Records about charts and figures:

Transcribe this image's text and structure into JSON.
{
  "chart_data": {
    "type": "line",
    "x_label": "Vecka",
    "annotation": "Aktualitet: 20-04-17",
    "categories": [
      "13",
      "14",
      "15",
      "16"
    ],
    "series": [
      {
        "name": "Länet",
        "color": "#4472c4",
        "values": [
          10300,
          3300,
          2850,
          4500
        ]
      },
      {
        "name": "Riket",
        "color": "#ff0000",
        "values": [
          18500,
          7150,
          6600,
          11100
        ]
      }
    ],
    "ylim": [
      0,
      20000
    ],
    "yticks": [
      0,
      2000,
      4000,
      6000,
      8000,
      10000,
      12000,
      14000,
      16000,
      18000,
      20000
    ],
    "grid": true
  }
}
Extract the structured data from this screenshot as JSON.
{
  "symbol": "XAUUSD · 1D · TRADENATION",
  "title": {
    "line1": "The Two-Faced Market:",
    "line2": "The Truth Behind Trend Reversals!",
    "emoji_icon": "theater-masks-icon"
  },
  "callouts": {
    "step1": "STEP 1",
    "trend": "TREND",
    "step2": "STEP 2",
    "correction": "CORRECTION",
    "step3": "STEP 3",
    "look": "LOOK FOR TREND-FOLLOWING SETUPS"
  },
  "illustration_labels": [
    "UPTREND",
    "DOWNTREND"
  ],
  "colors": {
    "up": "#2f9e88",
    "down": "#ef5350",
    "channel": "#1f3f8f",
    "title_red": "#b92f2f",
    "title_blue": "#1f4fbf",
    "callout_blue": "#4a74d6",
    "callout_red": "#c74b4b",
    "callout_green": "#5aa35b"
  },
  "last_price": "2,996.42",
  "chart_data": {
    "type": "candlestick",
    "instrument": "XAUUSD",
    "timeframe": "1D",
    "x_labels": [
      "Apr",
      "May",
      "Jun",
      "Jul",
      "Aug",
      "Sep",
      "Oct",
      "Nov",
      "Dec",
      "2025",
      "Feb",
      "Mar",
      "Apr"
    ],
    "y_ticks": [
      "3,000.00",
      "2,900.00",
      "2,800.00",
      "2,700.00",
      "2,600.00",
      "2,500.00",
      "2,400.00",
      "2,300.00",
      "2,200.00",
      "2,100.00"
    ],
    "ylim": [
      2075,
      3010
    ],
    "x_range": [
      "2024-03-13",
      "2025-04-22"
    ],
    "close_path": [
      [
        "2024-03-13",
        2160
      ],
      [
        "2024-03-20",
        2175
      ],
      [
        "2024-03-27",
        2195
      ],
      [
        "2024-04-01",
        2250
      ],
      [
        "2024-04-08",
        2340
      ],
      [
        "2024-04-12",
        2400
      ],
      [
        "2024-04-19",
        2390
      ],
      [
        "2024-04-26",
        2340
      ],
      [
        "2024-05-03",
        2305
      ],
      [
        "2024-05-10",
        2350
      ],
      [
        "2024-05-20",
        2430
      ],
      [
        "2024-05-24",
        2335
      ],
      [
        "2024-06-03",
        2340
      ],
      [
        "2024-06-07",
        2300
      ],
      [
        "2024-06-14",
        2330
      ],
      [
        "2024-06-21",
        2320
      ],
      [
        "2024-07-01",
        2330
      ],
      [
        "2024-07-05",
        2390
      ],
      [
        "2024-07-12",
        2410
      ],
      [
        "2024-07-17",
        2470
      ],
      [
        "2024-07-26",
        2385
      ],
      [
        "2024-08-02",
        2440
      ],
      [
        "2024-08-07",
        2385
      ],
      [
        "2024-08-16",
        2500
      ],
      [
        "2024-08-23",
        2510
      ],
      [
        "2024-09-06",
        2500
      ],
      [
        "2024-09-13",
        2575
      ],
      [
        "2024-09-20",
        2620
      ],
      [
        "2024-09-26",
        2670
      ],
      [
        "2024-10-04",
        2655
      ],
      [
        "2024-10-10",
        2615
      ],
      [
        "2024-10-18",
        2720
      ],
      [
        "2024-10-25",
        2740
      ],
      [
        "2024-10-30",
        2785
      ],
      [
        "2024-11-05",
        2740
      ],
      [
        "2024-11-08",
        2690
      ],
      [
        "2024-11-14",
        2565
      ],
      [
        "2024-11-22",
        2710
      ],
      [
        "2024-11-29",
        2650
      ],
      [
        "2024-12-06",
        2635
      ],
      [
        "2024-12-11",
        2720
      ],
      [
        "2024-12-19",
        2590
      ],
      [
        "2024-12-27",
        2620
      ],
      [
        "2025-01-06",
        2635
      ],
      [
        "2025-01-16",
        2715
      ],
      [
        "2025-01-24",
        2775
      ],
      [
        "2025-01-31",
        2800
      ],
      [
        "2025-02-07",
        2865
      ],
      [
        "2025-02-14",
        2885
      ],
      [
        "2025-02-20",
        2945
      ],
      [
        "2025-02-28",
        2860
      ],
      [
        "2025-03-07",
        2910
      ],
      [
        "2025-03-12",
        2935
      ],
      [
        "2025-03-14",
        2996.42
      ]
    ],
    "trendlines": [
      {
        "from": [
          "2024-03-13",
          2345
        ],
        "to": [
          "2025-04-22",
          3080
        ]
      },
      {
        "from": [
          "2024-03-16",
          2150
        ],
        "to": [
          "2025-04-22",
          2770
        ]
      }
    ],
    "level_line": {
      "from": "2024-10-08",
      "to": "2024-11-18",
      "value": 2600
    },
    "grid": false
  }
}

Stated task: From the listing, copy each line containing the word "STEP".

Solution below:
    "step1": "STEP 1",
    "step2": "STEP 2",
    "step3": "STEP 3",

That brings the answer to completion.